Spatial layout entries

* * *

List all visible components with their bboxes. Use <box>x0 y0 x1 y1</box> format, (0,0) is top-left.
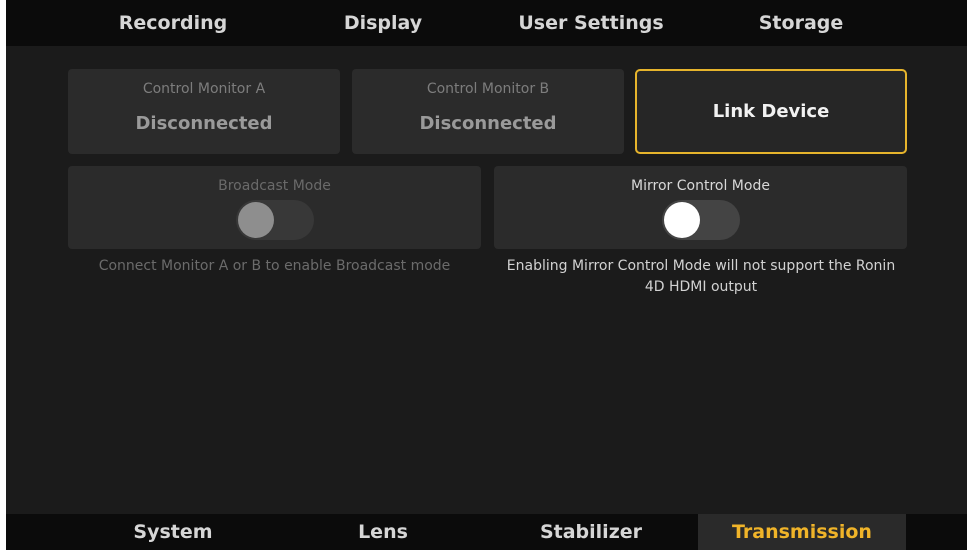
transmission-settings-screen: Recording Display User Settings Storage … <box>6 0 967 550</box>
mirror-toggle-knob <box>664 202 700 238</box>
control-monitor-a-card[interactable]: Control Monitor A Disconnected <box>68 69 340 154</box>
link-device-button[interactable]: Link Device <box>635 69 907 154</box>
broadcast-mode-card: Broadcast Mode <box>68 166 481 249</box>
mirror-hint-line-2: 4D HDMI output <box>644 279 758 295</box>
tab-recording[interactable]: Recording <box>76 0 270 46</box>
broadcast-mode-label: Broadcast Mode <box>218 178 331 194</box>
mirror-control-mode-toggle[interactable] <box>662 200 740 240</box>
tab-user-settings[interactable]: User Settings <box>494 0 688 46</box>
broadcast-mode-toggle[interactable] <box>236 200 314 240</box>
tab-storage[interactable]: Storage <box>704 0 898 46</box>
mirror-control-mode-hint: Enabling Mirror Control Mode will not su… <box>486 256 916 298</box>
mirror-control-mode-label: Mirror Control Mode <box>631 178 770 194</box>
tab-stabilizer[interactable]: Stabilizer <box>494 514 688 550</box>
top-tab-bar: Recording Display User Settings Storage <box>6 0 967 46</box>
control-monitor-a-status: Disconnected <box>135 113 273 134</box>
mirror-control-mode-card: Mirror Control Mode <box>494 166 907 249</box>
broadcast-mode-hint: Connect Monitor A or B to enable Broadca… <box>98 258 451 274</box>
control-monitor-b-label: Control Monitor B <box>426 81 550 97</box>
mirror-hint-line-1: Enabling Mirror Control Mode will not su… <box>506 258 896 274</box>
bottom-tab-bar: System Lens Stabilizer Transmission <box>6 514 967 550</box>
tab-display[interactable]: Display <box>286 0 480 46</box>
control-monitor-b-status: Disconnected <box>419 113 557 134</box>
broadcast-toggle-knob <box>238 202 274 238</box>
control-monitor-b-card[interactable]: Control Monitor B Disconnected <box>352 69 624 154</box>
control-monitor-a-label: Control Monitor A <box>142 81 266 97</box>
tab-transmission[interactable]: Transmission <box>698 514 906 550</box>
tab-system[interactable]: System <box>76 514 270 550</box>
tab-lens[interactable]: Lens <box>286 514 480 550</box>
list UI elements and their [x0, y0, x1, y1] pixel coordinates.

* * *

■ Task directions: Locate every line in the rows above that contains the word "User", and copy each of those lines.

■ Result of the task:
transmission-settings-screen: Recording Display User Settings Storage … <box>6 0 967 550</box>
tab-user-settings[interactable]: User Settings <box>494 0 688 46</box>
top-tab-bar: Recording Display User Settings Storage <box>6 0 967 46</box>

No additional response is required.